# Start of Entries supplied

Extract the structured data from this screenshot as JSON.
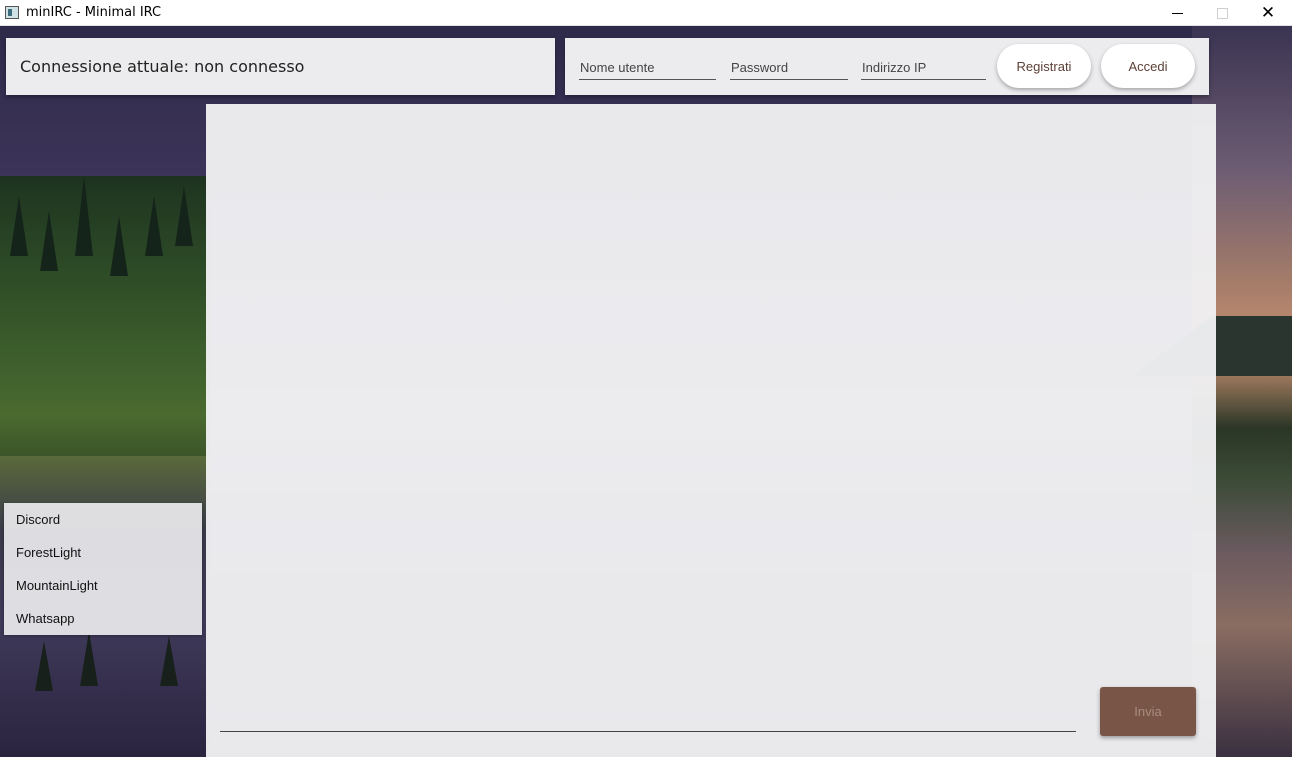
{
  "window": {
    "title": "minIRC - Minimal IRC",
    "minimize_glyph": "",
    "close_glyph": "✕"
  },
  "status": {
    "text": "Connessione attuale: non connesso"
  },
  "login": {
    "username_placeholder": "Nome utente",
    "password_placeholder": "Password",
    "ip_placeholder": "Indirizzo IP",
    "register_label": "Registrati",
    "login_label": "Accedi"
  },
  "chat": {
    "message_value": "",
    "send_label": "Invia"
  },
  "themes": {
    "items": [
      {
        "label": "Discord"
      },
      {
        "label": "ForestLight"
      },
      {
        "label": "MountainLight"
      },
      {
        "label": "Whatsapp"
      }
    ]
  },
  "colors": {
    "accent": "#795548",
    "panel": "#ececee",
    "button_text": "#5d4037"
  }
}
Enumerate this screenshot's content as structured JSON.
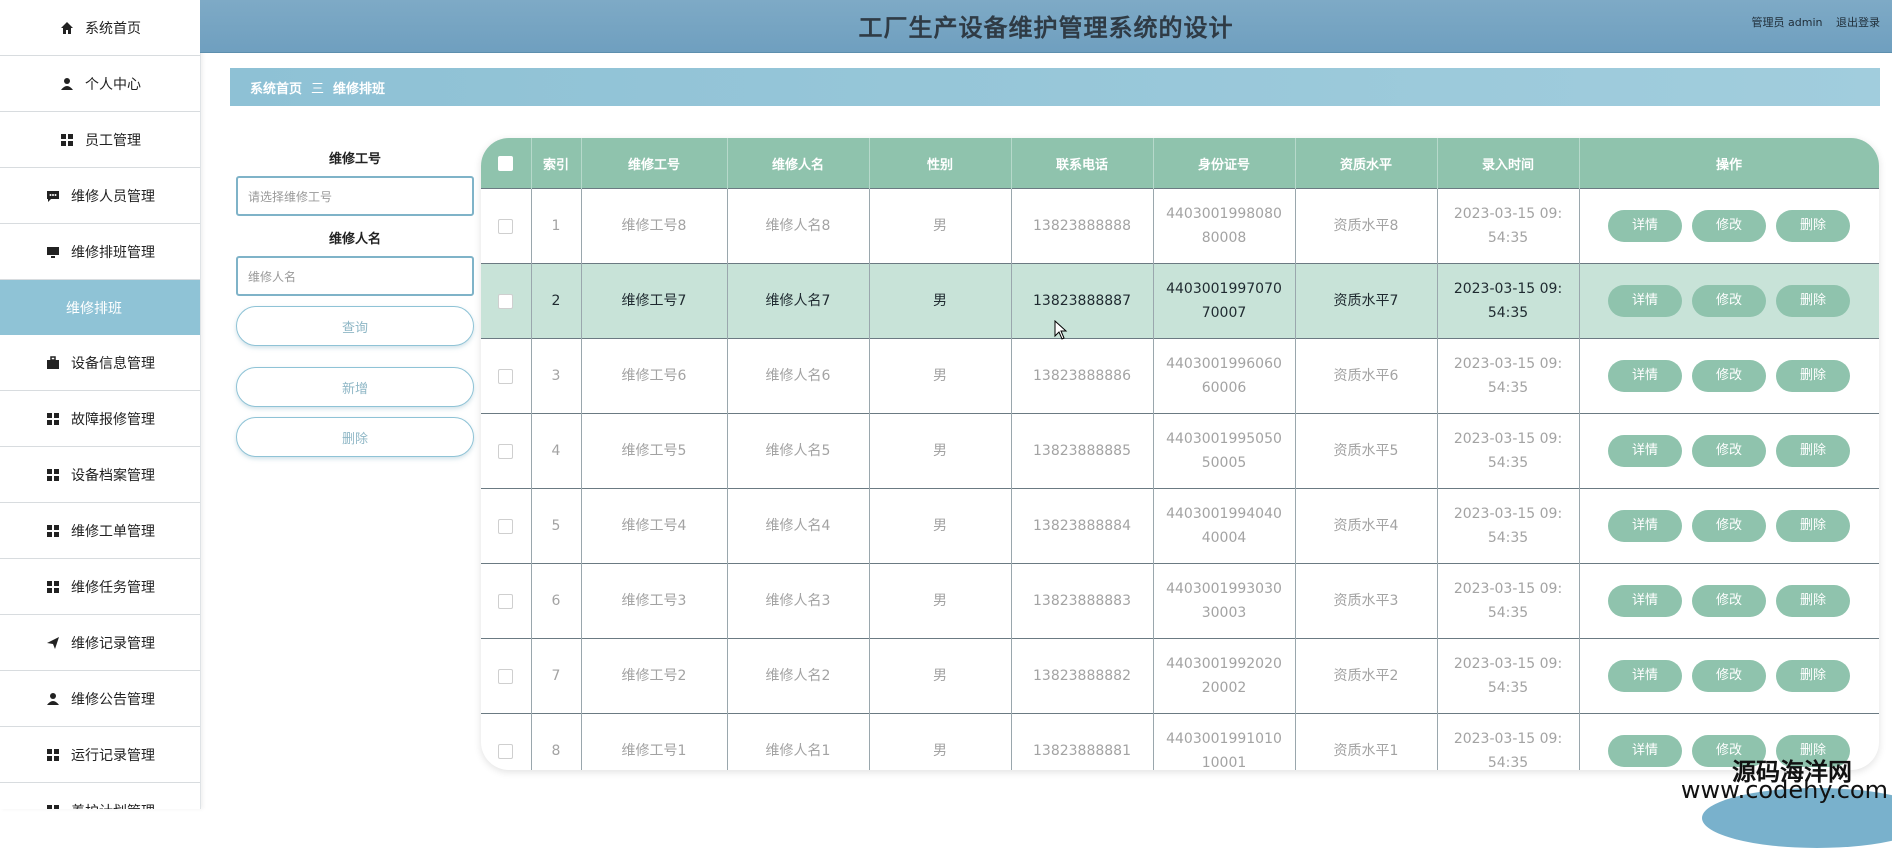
{
  "sidebar": {
    "items": [
      {
        "label": "系统首页",
        "icon": "home-icon"
      },
      {
        "label": "个人中心",
        "icon": "user-icon"
      },
      {
        "label": "员工管理",
        "icon": "grid-icon"
      },
      {
        "label": "维修人员管理",
        "icon": "chat-icon"
      },
      {
        "label": "维修排班管理",
        "icon": "monitor-icon"
      },
      {
        "label": "维修排班",
        "icon": "",
        "sub": true
      },
      {
        "label": "设备信息管理",
        "icon": "briefcase-icon"
      },
      {
        "label": "故障报修管理",
        "icon": "grid-icon"
      },
      {
        "label": "设备档案管理",
        "icon": "grid-icon"
      },
      {
        "label": "维修工单管理",
        "icon": "grid-icon"
      },
      {
        "label": "维修任务管理",
        "icon": "grid-icon"
      },
      {
        "label": "维修记录管理",
        "icon": "send-icon"
      },
      {
        "label": "维修公告管理",
        "icon": "user-icon"
      },
      {
        "label": "运行记录管理",
        "icon": "grid-icon"
      },
      {
        "label": "养护计划管理",
        "icon": "grid-icon"
      }
    ]
  },
  "header": {
    "title": "工厂生产设备维护管理系统的设计",
    "user_label": "管理员 admin",
    "logout_label": "退出登录"
  },
  "breadcrumb": {
    "home": "系统首页",
    "separator": "三",
    "current": "维修排班"
  },
  "search": {
    "field1_label": "维修工号",
    "field1_placeholder": "请选择维修工号",
    "field2_label": "维修人名",
    "field2_placeholder": "维修人名",
    "query_label": "查询",
    "add_label": "新增",
    "delete_label": "删除"
  },
  "table": {
    "headers": [
      "索引",
      "维修工号",
      "维修人名",
      "性别",
      "联系电话",
      "身份证号",
      "资质水平",
      "录入时间",
      "操作"
    ],
    "actions": {
      "detail": "详情",
      "edit": "修改",
      "delete": "删除"
    },
    "rows": [
      {
        "index": "1",
        "emp_no": "维修工号8",
        "name": "维修人名8",
        "gender": "男",
        "phone": "13823888888",
        "id_card": "440300199808080008",
        "level": "资质水平8",
        "time": "2023-03-15 09:54:35"
      },
      {
        "index": "2",
        "emp_no": "维修工号7",
        "name": "维修人名7",
        "gender": "男",
        "phone": "13823888887",
        "id_card": "440300199707070007",
        "level": "资质水平7",
        "time": "2023-03-15 09:54:35"
      },
      {
        "index": "3",
        "emp_no": "维修工号6",
        "name": "维修人名6",
        "gender": "男",
        "phone": "13823888886",
        "id_card": "440300199606060006",
        "level": "资质水平6",
        "time": "2023-03-15 09:54:35"
      },
      {
        "index": "4",
        "emp_no": "维修工号5",
        "name": "维修人名5",
        "gender": "男",
        "phone": "13823888885",
        "id_card": "440300199505050005",
        "level": "资质水平5",
        "time": "2023-03-15 09:54:35"
      },
      {
        "index": "5",
        "emp_no": "维修工号4",
        "name": "维修人名4",
        "gender": "男",
        "phone": "13823888884",
        "id_card": "440300199404040004",
        "level": "资质水平4",
        "time": "2023-03-15 09:54:35"
      },
      {
        "index": "6",
        "emp_no": "维修工号3",
        "name": "维修人名3",
        "gender": "男",
        "phone": "13823888883",
        "id_card": "440300199303030003",
        "level": "资质水平3",
        "time": "2023-03-15 09:54:35"
      },
      {
        "index": "7",
        "emp_no": "维修工号2",
        "name": "维修人名2",
        "gender": "男",
        "phone": "13823888882",
        "id_card": "440300199202020002",
        "level": "资质水平2",
        "time": "2023-03-15 09:54:35"
      },
      {
        "index": "8",
        "emp_no": "维修工号1",
        "name": "维修人名1",
        "gender": "男",
        "phone": "13823888881",
        "id_card": "440300199101010001",
        "level": "资质水平1",
        "time": "2023-03-15 09:54:35"
      }
    ]
  },
  "brand": {
    "name": "源码海洋网",
    "url": "www.codehy.com"
  },
  "colors": {
    "accent": "#8fc3ad",
    "header": "#7eaac6",
    "sidebar_active": "#8fc3d6"
  }
}
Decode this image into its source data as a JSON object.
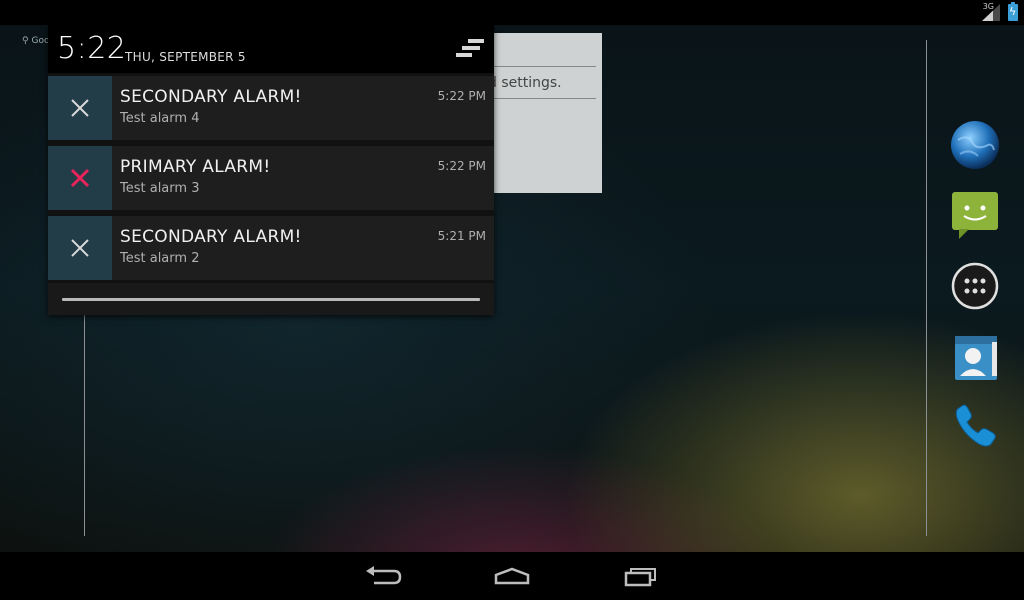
{
  "status_bar": {
    "network_type": "3G",
    "battery_icon": "battery-charging-icon",
    "signal_icon": "signal-icon"
  },
  "home": {
    "search_hint": "Goo",
    "background_dialog_text": "d settings."
  },
  "shade": {
    "time": "5:22",
    "date": "THU, SEPTEMBER 5",
    "clear_icon": "clear-all-icon"
  },
  "notifications": [
    {
      "title": "SECONDARY ALARM!",
      "text": "Test alarm 4",
      "time": "5:22 PM",
      "icon": "close-icon",
      "icon_color": "#d8d8d8"
    },
    {
      "title": "PRIMARY ALARM!",
      "text": "Test alarm 3",
      "time": "5:22 PM",
      "icon": "close-icon",
      "icon_color": "#e8245a"
    },
    {
      "title": "SECONDARY ALARM!",
      "text": "Test alarm 2",
      "time": "5:21 PM",
      "icon": "close-icon",
      "icon_color": "#d8d8d8"
    }
  ],
  "dock": [
    "browser-icon",
    "messaging-icon",
    "app-drawer-icon",
    "contacts-icon",
    "phone-icon"
  ],
  "nav": [
    "back-icon",
    "home-icon",
    "recent-apps-icon"
  ],
  "colors": {
    "notif_icon_bg": "#223c48",
    "accent_pink": "#e8245a",
    "holo_blue": "#3ca0d8"
  }
}
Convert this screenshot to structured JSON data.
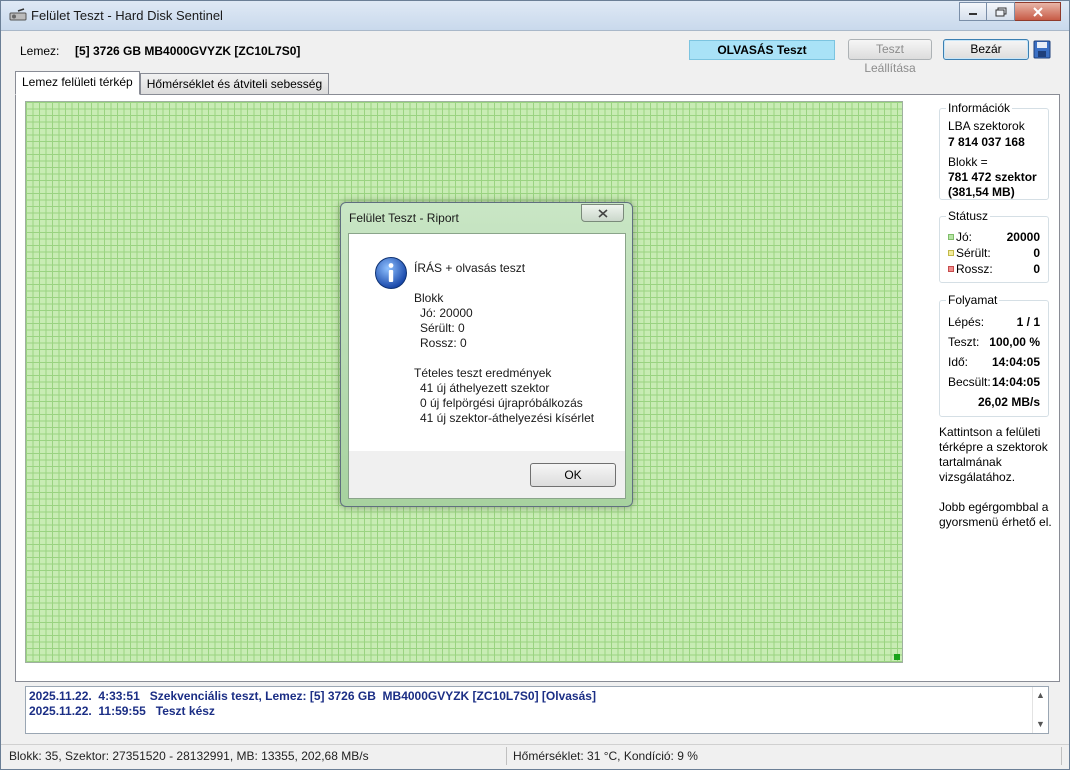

# End of Entries supplied

◆ **Written instruction**: Every record must be copied exactly, with the pictures left out.

◆ **Exercise response**:
Extract the structured data from this screenshot as JSON.
{
  "window": {
    "title": "minIRC - Minimal IRC",
    "minimize_glyph": "",
    "close_glyph": "✕"
  },
  "status": {
    "text": "Connessione attuale: non connesso"
  },
  "login": {
    "username_placeholder": "Nome utente",
    "password_placeholder": "Password",
    "ip_placeholder": "Indirizzo IP",
    "register_label": "Registrati",
    "login_label": "Accedi"
  },
  "chat": {
    "message_value": "",
    "send_label": "Invia"
  },
  "themes": {
    "items": [
      {
        "label": "Discord"
      },
      {
        "label": "ForestLight"
      },
      {
        "label": "MountainLight"
      },
      {
        "label": "Whatsapp"
      }
    ]
  },
  "colors": {
    "accent": "#795548",
    "panel": "#ececee",
    "button_text": "#5d4037"
  }
}
Enumerate this screenshot's content as structured JSON.
{
  "sidebar": {
    "items": [
      {
        "label": "系统首页",
        "icon": "home-icon"
      },
      {
        "label": "个人中心",
        "icon": "user-icon"
      },
      {
        "label": "员工管理",
        "icon": "grid-icon"
      },
      {
        "label": "维修人员管理",
        "icon": "chat-icon"
      },
      {
        "label": "维修排班管理",
        "icon": "monitor-icon"
      },
      {
        "label": "维修排班",
        "icon": "",
        "sub": true
      },
      {
        "label": "设备信息管理",
        "icon": "briefcase-icon"
      },
      {
        "label": "故障报修管理",
        "icon": "grid-icon"
      },
      {
        "label": "设备档案管理",
        "icon": "grid-icon"
      },
      {
        "label": "维修工单管理",
        "icon": "grid-icon"
      },
      {
        "label": "维修任务管理",
        "icon": "grid-icon"
      },
      {
        "label": "维修记录管理",
        "icon": "send-icon"
      },
      {
        "label": "维修公告管理",
        "icon": "user-icon"
      },
      {
        "label": "运行记录管理",
        "icon": "grid-icon"
      },
      {
        "label": "养护计划管理",
        "icon": "grid-icon"
      }
    ]
  },
  "header": {
    "title": "工厂生产设备维护管理系统的设计",
    "user_label": "管理员 admin",
    "logout_label": "退出登录"
  },
  "breadcrumb": {
    "home": "系统首页",
    "separator": "三",
    "current": "维修排班"
  },
  "search": {
    "field1_label": "维修工号",
    "field1_placeholder": "请选择维修工号",
    "field2_label": "维修人名",
    "field2_placeholder": "维修人名",
    "query_label": "查询",
    "add_label": "新增",
    "delete_label": "删除"
  },
  "table": {
    "headers": [
      "索引",
      "维修工号",
      "维修人名",
      "性别",
      "联系电话",
      "身份证号",
      "资质水平",
      "录入时间",
      "操作"
    ],
    "actions": {
      "detail": "详情",
      "edit": "修改",
      "delete": "删除"
    },
    "rows": [
      {
        "index": "1",
        "emp_no": "维修工号8",
        "name": "维修人名8",
        "gender": "男",
        "phone": "13823888888",
        "id_card": "440300199808080008",
        "level": "资质水平8",
        "time": "2023-03-15 09:54:35"
      },
      {
        "index": "2",
        "emp_no": "维修工号7",
        "name": "维修人名7",
        "gender": "男",
        "phone": "13823888887",
        "id_card": "440300199707070007",
        "level": "资质水平7",
        "time": "2023-03-15 09:54:35"
      },
      {
        "index": "3",
        "emp_no": "维修工号6",
        "name": "维修人名6",
        "gender": "男",
        "phone": "13823888886",
        "id_card": "440300199606060006",
        "level": "资质水平6",
        "time": "2023-03-15 09:54:35"
      },
      {
        "index": "4",
        "emp_no": "维修工号5",
        "name": "维修人名5",
        "gender": "男",
        "phone": "13823888885",
        "id_card": "440300199505050005",
        "level": "资质水平5",
        "time": "2023-03-15 09:54:35"
      },
      {
        "index": "5",
        "emp_no": "维修工号4",
        "name": "维修人名4",
        "gender": "男",
        "phone": "13823888884",
        "id_card": "440300199404040004",
        "level": "资质水平4",
        "time": "2023-03-15 09:54:35"
      },
      {
        "index": "6",
        "emp_no": "维修工号3",
        "name": "维修人名3",
        "gender": "男",
        "phone": "13823888883",
        "id_card": "440300199303030003",
        "level": "资质水平3",
        "time": "2023-03-15 09:54:35"
      },
      {
        "index": "7",
        "emp_no": "维修工号2",
        "name": "维修人名2",
        "gender": "男",
        "phone": "13823888882",
        "id_card": "440300199202020002",
        "level": "资质水平2",
        "time": "2023-03-15 09:54:35"
      },
      {
        "index": "8",
        "emp_no": "维修工号1",
        "name": "维修人名1",
        "gender": "男",
        "phone": "13823888881",
        "id_card": "440300199101010001",
        "level": "资质水平1",
        "time": "2023-03-15 09:54:35"
      }
    ]
  },
  "brand": {
    "name": "源码海洋网",
    "url": "www.codehy.com"
  },
  "colors": {
    "accent": "#8fc3ad",
    "header": "#7eaac6",
    "sidebar_active": "#8fc3d6"
  }
}
Decode this image into its source data as a JSON object.
{
  "status_bar": {
    "network_type": "3G",
    "battery_icon": "battery-charging-icon",
    "signal_icon": "signal-icon"
  },
  "home": {
    "search_hint": "Goo",
    "background_dialog_text": "d settings."
  },
  "shade": {
    "time": "5:22",
    "date": "THU, SEPTEMBER 5",
    "clear_icon": "clear-all-icon"
  },
  "notifications": [
    {
      "title": "SECONDARY ALARM!",
      "text": "Test alarm 4",
      "time": "5:22 PM",
      "icon": "close-icon",
      "icon_color": "#d8d8d8"
    },
    {
      "title": "PRIMARY ALARM!",
      "text": "Test alarm 3",
      "time": "5:22 PM",
      "icon": "close-icon",
      "icon_color": "#e8245a"
    },
    {
      "title": "SECONDARY ALARM!",
      "text": "Test alarm 2",
      "time": "5:21 PM",
      "icon": "close-icon",
      "icon_color": "#d8d8d8"
    }
  ],
  "dock": [
    "browser-icon",
    "messaging-icon",
    "app-drawer-icon",
    "contacts-icon",
    "phone-icon"
  ],
  "nav": [
    "back-icon",
    "home-icon",
    "recent-apps-icon"
  ],
  "colors": {
    "notif_icon_bg": "#223c48",
    "accent_pink": "#e8245a",
    "holo_blue": "#3ca0d8"
  }
}
Convert this screenshot to structured JSON data.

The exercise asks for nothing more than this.